◆ REQUEST: In the entries below, count every line with the string "alpha". State the count and nothing else.

┌──

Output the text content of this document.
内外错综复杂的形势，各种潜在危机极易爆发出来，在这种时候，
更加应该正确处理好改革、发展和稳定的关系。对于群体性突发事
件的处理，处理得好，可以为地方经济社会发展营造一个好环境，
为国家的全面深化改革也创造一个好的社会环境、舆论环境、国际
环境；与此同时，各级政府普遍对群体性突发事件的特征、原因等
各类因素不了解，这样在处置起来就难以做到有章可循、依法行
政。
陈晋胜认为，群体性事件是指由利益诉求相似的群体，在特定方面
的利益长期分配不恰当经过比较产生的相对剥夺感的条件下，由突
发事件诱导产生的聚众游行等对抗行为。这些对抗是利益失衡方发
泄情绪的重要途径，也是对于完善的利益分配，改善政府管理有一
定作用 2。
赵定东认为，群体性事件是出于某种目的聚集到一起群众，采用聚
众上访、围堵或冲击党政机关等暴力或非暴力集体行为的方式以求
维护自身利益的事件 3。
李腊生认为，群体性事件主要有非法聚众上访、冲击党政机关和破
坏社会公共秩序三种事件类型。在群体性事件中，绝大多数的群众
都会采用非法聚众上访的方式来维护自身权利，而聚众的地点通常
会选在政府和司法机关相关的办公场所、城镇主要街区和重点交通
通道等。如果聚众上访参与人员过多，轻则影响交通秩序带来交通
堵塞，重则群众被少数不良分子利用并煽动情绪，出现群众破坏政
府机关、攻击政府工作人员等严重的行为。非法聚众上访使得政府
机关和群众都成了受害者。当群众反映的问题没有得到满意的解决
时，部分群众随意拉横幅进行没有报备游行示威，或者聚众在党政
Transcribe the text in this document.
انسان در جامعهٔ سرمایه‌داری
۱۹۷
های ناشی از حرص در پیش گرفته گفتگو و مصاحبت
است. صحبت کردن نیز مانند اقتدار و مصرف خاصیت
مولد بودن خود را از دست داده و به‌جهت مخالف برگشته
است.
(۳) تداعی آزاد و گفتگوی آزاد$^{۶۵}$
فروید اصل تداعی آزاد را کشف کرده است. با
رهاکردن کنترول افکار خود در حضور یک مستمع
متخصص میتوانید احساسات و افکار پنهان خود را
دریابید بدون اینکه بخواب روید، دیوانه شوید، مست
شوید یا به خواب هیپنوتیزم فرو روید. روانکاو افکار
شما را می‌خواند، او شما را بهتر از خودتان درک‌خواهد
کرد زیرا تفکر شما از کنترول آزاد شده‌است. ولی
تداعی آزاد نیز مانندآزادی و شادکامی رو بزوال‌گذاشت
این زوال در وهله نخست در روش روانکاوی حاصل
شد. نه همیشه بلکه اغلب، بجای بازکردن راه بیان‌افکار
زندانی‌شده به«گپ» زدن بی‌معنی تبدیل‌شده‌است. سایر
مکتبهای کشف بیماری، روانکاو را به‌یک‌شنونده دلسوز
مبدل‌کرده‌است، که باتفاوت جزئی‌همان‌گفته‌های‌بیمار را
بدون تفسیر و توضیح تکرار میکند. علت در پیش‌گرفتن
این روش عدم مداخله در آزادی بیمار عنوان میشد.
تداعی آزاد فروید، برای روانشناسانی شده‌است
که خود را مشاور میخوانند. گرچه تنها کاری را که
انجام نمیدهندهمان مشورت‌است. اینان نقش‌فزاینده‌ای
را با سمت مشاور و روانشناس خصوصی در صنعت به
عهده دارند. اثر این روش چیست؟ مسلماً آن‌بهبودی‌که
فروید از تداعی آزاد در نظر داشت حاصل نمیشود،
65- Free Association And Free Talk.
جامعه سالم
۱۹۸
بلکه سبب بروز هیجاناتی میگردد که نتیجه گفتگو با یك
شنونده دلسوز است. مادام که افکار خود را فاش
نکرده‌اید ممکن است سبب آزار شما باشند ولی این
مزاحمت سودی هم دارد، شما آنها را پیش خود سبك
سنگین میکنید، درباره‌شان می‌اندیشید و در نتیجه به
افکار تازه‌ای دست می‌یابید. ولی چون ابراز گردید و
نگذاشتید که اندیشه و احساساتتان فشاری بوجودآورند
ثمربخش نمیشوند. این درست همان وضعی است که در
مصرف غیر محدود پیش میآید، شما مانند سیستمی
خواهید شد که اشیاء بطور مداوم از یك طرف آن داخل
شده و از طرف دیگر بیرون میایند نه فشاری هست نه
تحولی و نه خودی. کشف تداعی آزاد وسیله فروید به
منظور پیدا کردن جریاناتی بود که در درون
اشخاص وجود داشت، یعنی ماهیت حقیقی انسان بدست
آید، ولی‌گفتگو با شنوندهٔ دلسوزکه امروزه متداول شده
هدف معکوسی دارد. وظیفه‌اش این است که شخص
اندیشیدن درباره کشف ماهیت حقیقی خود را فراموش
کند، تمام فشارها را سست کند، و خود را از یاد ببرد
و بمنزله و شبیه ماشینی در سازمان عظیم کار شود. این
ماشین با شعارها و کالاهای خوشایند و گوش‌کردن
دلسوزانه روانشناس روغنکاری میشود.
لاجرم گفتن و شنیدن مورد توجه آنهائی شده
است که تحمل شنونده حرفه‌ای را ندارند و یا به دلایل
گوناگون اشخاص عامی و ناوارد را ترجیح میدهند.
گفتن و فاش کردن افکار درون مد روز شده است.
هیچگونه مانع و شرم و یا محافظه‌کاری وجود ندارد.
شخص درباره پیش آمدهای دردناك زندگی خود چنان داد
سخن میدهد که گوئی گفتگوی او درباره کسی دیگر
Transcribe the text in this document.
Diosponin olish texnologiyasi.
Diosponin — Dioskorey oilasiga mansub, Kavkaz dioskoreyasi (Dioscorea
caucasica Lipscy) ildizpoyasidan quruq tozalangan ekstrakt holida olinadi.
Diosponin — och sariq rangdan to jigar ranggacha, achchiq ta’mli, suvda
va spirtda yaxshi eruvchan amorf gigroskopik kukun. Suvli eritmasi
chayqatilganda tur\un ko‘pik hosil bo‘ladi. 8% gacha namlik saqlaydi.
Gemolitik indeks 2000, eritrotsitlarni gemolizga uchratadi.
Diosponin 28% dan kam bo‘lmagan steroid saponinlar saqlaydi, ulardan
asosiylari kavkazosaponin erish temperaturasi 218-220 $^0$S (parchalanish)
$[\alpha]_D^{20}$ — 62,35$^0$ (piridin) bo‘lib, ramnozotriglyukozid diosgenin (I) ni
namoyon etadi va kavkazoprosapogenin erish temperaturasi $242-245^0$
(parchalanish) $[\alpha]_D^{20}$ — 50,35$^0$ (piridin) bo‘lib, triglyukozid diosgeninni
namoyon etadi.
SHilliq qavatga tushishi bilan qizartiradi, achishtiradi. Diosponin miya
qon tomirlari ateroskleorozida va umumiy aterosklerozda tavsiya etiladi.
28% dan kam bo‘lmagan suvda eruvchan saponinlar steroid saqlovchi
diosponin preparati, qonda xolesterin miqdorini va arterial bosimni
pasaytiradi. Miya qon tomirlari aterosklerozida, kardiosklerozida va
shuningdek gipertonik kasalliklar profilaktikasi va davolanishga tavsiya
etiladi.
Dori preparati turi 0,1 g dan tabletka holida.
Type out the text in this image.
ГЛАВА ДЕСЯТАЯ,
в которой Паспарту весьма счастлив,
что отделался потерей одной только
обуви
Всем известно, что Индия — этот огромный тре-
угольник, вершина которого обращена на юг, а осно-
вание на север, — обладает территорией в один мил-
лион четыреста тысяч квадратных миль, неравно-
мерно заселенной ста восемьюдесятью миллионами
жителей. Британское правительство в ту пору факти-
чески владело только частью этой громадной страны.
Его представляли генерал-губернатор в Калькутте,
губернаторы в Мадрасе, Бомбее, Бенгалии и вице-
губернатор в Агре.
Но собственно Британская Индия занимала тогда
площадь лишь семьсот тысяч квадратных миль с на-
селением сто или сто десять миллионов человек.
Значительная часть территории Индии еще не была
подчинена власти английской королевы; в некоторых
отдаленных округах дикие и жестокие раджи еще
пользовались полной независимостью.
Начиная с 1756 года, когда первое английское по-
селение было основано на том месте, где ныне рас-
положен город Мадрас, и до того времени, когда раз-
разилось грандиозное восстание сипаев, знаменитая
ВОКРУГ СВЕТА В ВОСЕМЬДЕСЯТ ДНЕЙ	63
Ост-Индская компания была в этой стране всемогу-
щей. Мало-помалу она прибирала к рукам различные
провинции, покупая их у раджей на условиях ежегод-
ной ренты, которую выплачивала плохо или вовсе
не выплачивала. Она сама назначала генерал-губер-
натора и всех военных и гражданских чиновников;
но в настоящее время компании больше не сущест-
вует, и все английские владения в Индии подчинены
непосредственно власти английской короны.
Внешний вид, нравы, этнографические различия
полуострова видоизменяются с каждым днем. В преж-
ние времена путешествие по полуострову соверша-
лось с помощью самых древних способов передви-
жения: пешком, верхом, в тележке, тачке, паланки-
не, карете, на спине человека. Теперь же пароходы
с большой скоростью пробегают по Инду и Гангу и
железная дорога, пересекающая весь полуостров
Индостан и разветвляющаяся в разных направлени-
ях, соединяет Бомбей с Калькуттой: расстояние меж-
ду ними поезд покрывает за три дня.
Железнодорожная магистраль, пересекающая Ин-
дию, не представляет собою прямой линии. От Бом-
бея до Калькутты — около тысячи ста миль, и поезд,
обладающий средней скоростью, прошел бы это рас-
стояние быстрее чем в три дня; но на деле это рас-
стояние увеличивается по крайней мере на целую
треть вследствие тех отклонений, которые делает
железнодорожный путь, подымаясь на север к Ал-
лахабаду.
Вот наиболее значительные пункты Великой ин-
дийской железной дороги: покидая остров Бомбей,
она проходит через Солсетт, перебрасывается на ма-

└──

◆ SOLUTION TO THIS EXERCISE: 2